• [Aim] Work out how many lines hold the string "Group". Give that number and nothing more.

• [Data shown]
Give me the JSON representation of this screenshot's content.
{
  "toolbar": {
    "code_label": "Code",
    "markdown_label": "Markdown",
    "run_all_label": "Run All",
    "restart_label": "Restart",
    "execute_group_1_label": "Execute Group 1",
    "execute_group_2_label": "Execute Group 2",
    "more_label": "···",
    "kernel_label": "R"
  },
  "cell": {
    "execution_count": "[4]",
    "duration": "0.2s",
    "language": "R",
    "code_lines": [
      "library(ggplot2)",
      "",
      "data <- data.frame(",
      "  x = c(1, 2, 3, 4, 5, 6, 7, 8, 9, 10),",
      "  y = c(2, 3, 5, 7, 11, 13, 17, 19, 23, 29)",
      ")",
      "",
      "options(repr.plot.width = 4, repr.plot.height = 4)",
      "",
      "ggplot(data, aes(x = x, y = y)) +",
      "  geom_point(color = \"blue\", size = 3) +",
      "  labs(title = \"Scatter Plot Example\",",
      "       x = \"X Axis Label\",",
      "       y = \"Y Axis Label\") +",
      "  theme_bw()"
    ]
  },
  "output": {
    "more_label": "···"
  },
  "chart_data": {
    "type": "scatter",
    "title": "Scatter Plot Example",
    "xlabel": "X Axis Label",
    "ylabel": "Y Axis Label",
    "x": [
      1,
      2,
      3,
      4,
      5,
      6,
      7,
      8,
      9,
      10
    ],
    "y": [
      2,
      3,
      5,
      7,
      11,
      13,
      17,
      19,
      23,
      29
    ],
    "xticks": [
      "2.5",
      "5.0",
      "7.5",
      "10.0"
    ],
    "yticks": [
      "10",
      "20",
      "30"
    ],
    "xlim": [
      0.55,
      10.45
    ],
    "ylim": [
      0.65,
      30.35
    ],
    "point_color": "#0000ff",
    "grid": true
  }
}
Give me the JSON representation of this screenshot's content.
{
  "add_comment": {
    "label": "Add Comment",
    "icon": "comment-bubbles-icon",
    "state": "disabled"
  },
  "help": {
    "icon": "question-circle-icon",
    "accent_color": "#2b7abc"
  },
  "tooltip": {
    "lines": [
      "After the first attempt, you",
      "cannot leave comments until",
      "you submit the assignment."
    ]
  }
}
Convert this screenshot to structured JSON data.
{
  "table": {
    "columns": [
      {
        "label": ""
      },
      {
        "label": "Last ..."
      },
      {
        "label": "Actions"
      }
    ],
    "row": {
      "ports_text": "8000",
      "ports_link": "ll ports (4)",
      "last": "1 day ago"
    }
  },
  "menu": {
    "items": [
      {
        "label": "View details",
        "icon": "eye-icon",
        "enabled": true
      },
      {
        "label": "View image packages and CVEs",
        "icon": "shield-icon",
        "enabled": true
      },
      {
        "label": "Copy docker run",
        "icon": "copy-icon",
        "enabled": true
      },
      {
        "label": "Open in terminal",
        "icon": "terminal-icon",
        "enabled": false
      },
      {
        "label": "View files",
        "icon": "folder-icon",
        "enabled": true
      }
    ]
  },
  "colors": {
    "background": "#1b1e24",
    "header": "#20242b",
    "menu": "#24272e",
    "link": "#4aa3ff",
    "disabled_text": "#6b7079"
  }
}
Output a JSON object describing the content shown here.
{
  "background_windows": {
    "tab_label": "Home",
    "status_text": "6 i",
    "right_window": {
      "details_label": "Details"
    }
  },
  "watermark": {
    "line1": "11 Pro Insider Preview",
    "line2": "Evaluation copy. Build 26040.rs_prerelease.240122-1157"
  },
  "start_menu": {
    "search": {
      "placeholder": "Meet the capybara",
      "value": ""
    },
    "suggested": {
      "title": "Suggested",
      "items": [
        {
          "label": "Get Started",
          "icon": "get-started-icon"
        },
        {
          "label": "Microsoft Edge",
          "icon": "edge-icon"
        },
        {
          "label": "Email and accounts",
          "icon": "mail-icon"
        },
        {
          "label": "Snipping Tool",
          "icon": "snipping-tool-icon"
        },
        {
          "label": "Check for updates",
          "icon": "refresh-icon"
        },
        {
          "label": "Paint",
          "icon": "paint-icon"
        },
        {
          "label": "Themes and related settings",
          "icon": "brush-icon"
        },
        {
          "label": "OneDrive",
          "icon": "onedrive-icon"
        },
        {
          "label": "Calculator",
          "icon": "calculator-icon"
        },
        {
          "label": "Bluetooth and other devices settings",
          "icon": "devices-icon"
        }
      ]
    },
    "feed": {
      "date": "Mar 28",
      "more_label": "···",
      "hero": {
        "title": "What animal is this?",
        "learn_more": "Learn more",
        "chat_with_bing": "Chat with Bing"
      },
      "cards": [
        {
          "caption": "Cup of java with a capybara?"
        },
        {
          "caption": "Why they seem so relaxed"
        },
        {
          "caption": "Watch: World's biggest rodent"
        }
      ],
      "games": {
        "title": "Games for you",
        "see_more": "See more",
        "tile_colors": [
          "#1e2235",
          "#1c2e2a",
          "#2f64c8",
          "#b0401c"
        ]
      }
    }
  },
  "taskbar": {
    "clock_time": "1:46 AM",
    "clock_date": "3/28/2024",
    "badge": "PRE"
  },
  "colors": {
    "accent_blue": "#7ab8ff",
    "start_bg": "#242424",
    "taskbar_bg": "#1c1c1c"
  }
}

• [Finished answer] 2